▶ [TASK TO COMPLETE]:
Quote the full listing word for word.

▶ [RECORDS FOR THIS TASK]:
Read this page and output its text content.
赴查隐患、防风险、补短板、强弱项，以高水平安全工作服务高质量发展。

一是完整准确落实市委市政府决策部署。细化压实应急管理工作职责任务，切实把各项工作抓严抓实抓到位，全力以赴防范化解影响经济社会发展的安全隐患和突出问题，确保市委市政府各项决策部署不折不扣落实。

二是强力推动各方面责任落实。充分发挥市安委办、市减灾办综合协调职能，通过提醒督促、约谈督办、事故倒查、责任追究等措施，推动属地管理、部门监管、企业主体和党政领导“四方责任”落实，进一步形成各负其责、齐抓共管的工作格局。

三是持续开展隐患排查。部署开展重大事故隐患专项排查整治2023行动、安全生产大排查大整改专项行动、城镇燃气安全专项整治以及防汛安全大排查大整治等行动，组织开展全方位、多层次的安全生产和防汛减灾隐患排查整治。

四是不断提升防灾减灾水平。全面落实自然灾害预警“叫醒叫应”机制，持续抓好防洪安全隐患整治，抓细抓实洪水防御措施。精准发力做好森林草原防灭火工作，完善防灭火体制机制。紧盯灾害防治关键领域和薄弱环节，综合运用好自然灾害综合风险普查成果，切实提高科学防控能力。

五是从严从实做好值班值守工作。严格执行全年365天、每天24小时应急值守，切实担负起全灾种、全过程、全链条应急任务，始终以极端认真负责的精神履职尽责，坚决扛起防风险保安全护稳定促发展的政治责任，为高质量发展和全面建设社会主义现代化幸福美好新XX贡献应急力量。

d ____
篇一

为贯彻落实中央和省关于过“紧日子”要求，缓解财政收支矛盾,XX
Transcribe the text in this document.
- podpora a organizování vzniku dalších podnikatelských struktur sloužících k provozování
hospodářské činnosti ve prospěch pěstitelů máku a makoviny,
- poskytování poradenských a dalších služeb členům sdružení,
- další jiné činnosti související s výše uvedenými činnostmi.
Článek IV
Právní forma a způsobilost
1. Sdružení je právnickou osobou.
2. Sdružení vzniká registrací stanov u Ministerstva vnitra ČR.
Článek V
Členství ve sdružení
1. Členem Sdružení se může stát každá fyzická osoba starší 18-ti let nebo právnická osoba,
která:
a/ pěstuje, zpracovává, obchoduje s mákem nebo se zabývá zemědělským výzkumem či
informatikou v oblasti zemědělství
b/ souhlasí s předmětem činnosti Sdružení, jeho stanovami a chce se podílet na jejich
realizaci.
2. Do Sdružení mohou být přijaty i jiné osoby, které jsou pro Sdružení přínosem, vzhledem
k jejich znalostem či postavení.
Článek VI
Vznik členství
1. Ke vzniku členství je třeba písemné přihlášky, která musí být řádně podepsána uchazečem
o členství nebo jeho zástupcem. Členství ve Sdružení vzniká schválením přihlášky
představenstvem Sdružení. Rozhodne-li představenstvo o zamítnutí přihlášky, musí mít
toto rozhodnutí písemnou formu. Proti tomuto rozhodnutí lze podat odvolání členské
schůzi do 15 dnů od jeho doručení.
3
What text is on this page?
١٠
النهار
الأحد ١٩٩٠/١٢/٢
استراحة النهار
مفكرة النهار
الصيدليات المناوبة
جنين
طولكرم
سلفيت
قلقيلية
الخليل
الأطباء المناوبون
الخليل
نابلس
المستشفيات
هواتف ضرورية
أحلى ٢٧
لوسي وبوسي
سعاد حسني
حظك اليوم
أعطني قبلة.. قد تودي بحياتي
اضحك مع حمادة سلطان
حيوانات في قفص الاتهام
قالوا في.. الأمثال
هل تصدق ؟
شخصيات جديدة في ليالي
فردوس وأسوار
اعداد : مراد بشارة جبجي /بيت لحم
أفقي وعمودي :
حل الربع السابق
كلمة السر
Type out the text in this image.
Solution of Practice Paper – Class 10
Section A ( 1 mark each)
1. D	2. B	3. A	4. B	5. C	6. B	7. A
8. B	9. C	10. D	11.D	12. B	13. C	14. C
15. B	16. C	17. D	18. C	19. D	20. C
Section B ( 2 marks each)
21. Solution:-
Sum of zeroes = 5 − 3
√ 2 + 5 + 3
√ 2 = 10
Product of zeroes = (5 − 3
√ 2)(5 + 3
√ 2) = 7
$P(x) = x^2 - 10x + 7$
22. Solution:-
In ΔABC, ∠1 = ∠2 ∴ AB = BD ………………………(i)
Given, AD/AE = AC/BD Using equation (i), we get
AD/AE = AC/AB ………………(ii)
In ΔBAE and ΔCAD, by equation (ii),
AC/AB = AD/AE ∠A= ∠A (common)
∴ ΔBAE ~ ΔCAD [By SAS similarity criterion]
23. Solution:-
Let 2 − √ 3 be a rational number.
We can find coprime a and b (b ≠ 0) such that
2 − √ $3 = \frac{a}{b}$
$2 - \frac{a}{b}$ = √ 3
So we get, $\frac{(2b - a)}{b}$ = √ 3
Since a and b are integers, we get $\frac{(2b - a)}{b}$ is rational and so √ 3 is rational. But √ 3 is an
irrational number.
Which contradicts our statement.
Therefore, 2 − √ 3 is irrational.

▶ [THE RESPONSE]:
Read this page and output its text content.
赴查隐患、防风险、补短板、强弱项，以高水平安全工作服务高质量发展。

一是完整准确落实市委市政府决策部署。细化压实应急管理工作职责任务，切实把各项工作抓严抓实抓到位，全力以赴防范化解影响经济社会发展的安全隐患和突出问题，确保市委市政府各项决策部署不折不扣落实。

二是强力推动各方面责任落实。充分发挥市安委办、市减灾办综合协调职能，通过提醒督促、约谈督办、事故倒查、责任追究等措施，推动属地管理、部门监管、企业主体和党政领导“四方责任”落实，进一步形成各负其责、齐抓共管的工作格局。

三是持续开展隐患排查。部署开展重大事故隐患专项排查整治2023行动、安全生产大排查大整改专项行动、城镇燃气安全专项整治以及防汛安全大排查大整治等行动，组织开展全方位、多层次的安全生产和防汛减灾隐患排查整治。

四是不断提升防灾减灾水平。全面落实自然灾害预警“叫醒叫应”机制，持续抓好防洪安全隐患整治，抓细抓实洪水防御措施。精准发力做好森林草原防灭火工作，完善防灭火体制机制。紧盯灾害防治关键领域和薄弱环节，综合运用好自然灾害综合风险普查成果，切实提高科学防控能力。

五是从严从实做好值班值守工作。严格执行全年365天、每天24小时应急值守，切实担负起全灾种、全过程、全链条应急任务，始终以极端认真负责的精神履职尽责，坚决扛起防风险保安全护稳定促发展的政治责任，为高质量发展和全面建设社会主义现代化幸福美好新XX贡献应急力量。

d ____
篇一

为贯彻落实中央和省关于过“紧日子”要求，缓解财政收支矛盾,XX
Transcribe the text in this document.
- podpora a organizování vzniku dalších podnikatelských struktur sloužících k provozování
hospodářské činnosti ve prospěch pěstitelů máku a makoviny,
- poskytování poradenských a dalších služeb členům sdružení,
- další jiné činnosti související s výše uvedenými činnostmi.
Článek IV
Právní forma a způsobilost
1. Sdružení je právnickou osobou.
2. Sdružení vzniká registrací stanov u Ministerstva vnitra ČR.
Článek V
Členství ve sdružení
1. Členem Sdružení se může stát každá fyzická osoba starší 18-ti let nebo právnická osoba,
která:
a/ pěstuje, zpracovává, obchoduje s mákem nebo se zabývá zemědělským výzkumem či
informatikou v oblasti zemědělství
b/ souhlasí s předmětem činnosti Sdružení, jeho stanovami a chce se podílet na jejich
realizaci.
2. Do Sdružení mohou být přijaty i jiné osoby, které jsou pro Sdružení přínosem, vzhledem
k jejich znalostem či postavení.
Článek VI
Vznik členství
1. Ke vzniku členství je třeba písemné přihlášky, která musí být řádně podepsána uchazečem
o členství nebo jeho zástupcem. Členství ve Sdružení vzniká schválením přihlášky
představenstvem Sdružení. Rozhodne-li představenstvo o zamítnutí přihlášky, musí mít
toto rozhodnutí písemnou formu. Proti tomuto rozhodnutí lze podat odvolání členské
schůzi do 15 dnů od jeho doručení.
3
What text is on this page?
١٠
النهار
الأحد ١٩٩٠/١٢/٢
استراحة النهار
مفكرة النهار
الصيدليات المناوبة
جنين
طولكرم
سلفيت
قلقيلية
الخليل
الأطباء المناوبون
الخليل
نابلس
المستشفيات
هواتف ضرورية
أحلى ٢٧
لوسي وبوسي
سعاد حسني
حظك اليوم
أعطني قبلة.. قد تودي بحياتي
اضحك مع حمادة سلطان
حيوانات في قفص الاتهام
قالوا في.. الأمثال
هل تصدق ؟
شخصيات جديدة في ليالي
فردوس وأسوار
اعداد : مراد بشارة جبجي /بيت لحم
أفقي وعمودي :
حل الربع السابق
كلمة السر
Type out the text in this image.
Solution of Practice Paper – Class 10
Section A ( 1 mark each)
1. D	2. B	3. A	4. B	5. C	6. B	7. A
8. B	9. C	10. D	11.D	12. B	13. C	14. C
15. B	16. C	17. D	18. C	19. D	20. C
Section B ( 2 marks each)
21. Solution:-
Sum of zeroes = 5 − 3
√ 2 + 5 + 3
√ 2 = 10
Product of zeroes = (5 − 3
√ 2)(5 + 3
√ 2) = 7
$P(x) = x^2 - 10x + 7$
22. Solution:-
In ΔABC, ∠1 = ∠2 ∴ AB = BD ………………………(i)
Given, AD/AE = AC/BD Using equation (i), we get
AD/AE = AC/AB ………………(ii)
In ΔBAE and ΔCAD, by equation (ii),
AC/AB = AD/AE ∠A= ∠A (common)
∴ ΔBAE ~ ΔCAD [By SAS similarity criterion]
23. Solution:-
Let 2 − √ 3 be a rational number.
We can find coprime a and b (b ≠ 0) such that
2 − √ $3 = \frac{a}{b}$
$2 - \frac{a}{b}$ = √ 3
So we get, $\frac{(2b - a)}{b}$ = √ 3
Since a and b are integers, we get $\frac{(2b - a)}{b}$ is rational and so √ 3 is rational. But √ 3 is an
irrational number.
Which contradicts our statement.
Therefore, 2 − √ 3 is irrational.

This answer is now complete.